# Start of Supplied records

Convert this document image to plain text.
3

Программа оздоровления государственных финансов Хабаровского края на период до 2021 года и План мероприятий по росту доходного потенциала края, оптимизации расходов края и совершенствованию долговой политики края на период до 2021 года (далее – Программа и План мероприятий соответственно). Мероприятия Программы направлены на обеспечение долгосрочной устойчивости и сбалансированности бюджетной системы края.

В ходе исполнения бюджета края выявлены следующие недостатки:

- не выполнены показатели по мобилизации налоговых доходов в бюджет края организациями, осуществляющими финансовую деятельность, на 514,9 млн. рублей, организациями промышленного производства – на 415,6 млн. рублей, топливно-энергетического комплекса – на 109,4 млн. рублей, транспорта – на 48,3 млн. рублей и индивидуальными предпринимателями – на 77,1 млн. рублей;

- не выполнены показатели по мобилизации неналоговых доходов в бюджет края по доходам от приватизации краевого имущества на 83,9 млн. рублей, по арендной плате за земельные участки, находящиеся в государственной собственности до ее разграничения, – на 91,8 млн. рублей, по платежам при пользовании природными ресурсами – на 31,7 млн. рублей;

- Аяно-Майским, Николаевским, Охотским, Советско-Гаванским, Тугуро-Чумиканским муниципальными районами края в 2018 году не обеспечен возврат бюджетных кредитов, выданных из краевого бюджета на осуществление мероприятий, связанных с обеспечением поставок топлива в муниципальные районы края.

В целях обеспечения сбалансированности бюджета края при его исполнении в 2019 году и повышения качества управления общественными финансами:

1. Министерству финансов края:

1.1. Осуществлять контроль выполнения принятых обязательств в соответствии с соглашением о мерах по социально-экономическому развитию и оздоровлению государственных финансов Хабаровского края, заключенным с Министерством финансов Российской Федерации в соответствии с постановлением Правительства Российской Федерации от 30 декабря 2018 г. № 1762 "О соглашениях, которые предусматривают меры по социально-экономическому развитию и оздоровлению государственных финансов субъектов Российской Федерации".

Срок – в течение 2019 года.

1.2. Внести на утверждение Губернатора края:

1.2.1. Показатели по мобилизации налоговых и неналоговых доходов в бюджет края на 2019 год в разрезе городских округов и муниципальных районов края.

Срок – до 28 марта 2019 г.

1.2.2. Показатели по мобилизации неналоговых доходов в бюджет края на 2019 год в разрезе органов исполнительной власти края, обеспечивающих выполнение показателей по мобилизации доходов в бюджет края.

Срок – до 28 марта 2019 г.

# End of Supplied records

Do this
Exactly reproduce all of the entries.

Solution to this problem
Convert this document image to plain text.
3

Программа оздоровления государственных финансов Хабаровского края на период до 2021 года и План мероприятий по росту доходного потенциала края, оптимизации расходов края и совершенствованию долговой политики края на период до 2021 года (далее – Программа и План мероприятий соответственно). Мероприятия Программы направлены на обеспечение долгосрочной устойчивости и сбалансированности бюджетной системы края.

В ходе исполнения бюджета края выявлены следующие недостатки:

- не выполнены показатели по мобилизации налоговых доходов в бюджет края организациями, осуществляющими финансовую деятельность, на 514,9 млн. рублей, организациями промышленного производства – на 415,6 млн. рублей, топливно-энергетического комплекса – на 109,4 млн. рублей, транспорта – на 48,3 млн. рублей и индивидуальными предпринимателями – на 77,1 млн. рублей;

- не выполнены показатели по мобилизации неналоговых доходов в бюджет края по доходам от приватизации краевого имущества на 83,9 млн. рублей, по арендной плате за земельные участки, находящиеся в государственной собственности до ее разграничения, – на 91,8 млн. рублей, по платежам при пользовании природными ресурсами – на 31,7 млн. рублей;

- Аяно-Майским, Николаевским, Охотским, Советско-Гаванским, Тугуро-Чумиканским муниципальными районами края в 2018 году не обеспечен возврат бюджетных кредитов, выданных из краевого бюджета на осуществление мероприятий, связанных с обеспечением поставок топлива в муниципальные районы края.

В целях обеспечения сбалансированности бюджета края при его исполнении в 2019 году и повышения качества управления общественными финансами:

1. Министерству финансов края:

1.1. Осуществлять контроль выполнения принятых обязательств в соответствии с соглашением о мерах по социально-экономическому развитию и оздоровлению государственных финансов Хабаровского края, заключенным с Министерством финансов Российской Федерации в соответствии с постановлением Правительства Российской Федерации от 30 декабря 2018 г. № 1762 "О соглашениях, которые предусматривают меры по социально-экономическому развитию и оздоровлению государственных финансов субъектов Российской Федерации".

Срок – в течение 2019 года.

1.2. Внести на утверждение Губернатора края:

1.2.1. Показатели по мобилизации налоговых и неналоговых доходов в бюджет края на 2019 год в разрезе городских округов и муниципальных районов края.

Срок – до 28 марта 2019 г.

1.2.2. Показатели по мобилизации неналоговых доходов в бюджет края на 2019 год в разрезе органов исполнительной власти края, обеспечивающих выполнение показателей по мобилизации доходов в бюджет края.

Срок – до 28 марта 2019 г.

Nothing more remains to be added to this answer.